### Brief
Find every line in the records below that holds the word "Create" and copy it.
((
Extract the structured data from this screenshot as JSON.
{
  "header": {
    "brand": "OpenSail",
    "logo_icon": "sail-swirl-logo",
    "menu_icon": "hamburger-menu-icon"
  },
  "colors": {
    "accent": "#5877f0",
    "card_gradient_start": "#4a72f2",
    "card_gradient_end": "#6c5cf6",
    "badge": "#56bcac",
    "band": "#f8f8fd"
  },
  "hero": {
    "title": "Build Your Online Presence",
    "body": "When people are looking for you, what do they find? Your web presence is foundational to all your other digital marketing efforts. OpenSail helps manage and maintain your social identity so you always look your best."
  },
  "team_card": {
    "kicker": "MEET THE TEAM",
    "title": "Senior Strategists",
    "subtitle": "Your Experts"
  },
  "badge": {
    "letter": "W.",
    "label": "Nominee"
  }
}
))
((
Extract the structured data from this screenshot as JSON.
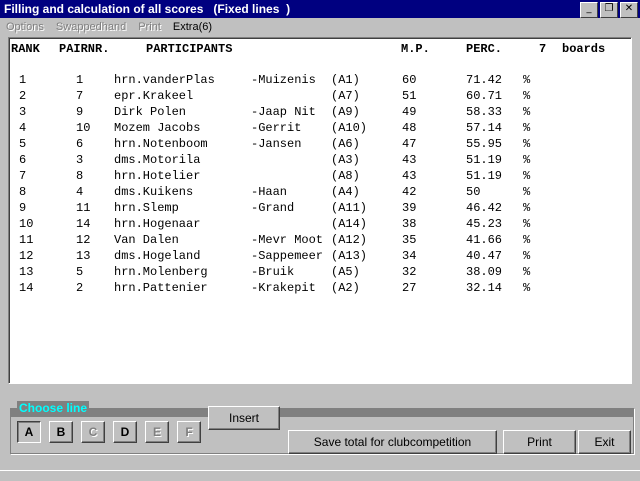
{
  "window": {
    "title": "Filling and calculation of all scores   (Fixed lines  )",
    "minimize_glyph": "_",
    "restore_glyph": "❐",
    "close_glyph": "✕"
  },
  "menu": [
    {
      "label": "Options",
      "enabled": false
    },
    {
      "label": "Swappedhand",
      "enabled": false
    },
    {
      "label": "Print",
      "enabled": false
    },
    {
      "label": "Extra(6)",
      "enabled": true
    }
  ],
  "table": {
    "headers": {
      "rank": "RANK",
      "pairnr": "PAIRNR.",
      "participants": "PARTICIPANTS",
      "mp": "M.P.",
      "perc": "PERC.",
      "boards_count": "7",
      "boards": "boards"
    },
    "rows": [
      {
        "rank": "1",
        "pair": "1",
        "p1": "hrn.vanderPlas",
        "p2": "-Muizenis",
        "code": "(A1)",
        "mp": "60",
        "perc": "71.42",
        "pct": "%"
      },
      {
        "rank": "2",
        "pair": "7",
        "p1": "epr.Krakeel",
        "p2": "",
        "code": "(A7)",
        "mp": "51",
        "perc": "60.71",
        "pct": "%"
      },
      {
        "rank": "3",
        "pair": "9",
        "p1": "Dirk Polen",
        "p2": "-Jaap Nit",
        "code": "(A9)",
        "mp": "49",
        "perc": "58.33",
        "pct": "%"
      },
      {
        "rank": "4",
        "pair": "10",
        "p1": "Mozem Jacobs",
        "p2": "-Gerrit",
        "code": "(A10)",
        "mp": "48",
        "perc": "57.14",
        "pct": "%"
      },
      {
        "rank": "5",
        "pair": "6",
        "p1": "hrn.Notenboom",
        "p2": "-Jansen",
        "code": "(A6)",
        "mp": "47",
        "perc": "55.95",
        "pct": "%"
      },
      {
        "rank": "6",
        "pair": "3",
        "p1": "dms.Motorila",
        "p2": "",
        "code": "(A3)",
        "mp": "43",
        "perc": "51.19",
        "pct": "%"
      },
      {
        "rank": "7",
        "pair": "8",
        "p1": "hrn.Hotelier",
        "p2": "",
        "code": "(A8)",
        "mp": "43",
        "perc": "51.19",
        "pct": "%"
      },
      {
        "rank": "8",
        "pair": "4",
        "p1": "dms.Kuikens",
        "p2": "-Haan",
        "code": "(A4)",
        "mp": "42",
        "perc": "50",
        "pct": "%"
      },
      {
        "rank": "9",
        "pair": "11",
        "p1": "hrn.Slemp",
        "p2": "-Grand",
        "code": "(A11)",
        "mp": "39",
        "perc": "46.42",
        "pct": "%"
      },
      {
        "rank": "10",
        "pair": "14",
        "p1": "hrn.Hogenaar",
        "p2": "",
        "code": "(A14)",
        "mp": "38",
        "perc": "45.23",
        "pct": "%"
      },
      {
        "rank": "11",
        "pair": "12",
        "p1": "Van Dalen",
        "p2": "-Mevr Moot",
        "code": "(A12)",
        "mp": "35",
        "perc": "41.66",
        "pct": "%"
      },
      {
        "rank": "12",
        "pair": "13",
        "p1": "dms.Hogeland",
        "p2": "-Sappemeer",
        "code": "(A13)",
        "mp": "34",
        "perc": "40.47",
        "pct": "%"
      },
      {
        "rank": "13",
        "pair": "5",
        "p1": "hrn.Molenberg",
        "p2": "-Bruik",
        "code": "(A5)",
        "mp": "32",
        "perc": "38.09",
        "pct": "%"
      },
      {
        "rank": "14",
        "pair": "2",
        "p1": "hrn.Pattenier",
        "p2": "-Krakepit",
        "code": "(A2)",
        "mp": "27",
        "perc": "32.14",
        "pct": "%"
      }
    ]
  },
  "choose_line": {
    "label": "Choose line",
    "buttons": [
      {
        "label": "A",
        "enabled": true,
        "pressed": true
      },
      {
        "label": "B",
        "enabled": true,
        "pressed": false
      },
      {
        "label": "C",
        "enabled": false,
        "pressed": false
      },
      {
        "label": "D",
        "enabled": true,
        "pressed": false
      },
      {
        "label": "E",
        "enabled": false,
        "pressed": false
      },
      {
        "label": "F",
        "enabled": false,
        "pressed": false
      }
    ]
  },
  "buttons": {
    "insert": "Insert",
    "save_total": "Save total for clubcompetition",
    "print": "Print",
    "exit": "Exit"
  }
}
))
((
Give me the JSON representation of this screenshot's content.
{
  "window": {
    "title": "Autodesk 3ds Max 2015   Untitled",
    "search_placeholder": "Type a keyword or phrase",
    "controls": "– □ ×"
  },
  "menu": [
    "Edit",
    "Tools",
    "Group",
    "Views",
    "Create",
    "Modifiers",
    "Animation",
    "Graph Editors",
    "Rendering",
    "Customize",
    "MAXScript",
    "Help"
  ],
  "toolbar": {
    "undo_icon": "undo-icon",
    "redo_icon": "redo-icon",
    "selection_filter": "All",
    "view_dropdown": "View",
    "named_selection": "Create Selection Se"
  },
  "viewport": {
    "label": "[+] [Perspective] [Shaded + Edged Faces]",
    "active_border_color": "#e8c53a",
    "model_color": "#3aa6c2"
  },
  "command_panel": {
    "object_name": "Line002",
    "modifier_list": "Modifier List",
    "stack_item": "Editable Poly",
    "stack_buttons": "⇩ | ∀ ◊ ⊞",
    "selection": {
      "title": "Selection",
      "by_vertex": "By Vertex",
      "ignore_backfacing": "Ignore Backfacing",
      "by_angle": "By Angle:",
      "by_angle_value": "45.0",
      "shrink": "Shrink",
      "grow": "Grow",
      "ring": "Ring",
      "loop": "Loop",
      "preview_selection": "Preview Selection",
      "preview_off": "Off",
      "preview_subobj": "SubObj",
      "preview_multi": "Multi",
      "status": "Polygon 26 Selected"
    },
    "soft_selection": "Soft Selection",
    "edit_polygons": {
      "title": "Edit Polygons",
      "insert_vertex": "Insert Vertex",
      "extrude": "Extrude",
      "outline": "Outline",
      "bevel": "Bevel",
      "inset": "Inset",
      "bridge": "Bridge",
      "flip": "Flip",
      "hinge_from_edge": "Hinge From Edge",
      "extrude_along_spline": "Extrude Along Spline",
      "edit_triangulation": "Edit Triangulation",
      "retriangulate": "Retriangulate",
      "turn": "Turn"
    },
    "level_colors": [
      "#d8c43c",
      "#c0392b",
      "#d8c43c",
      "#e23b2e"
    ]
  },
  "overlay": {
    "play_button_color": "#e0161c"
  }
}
))
### Problem solution
    "Create",
    "named_selection": "Create Selection Se"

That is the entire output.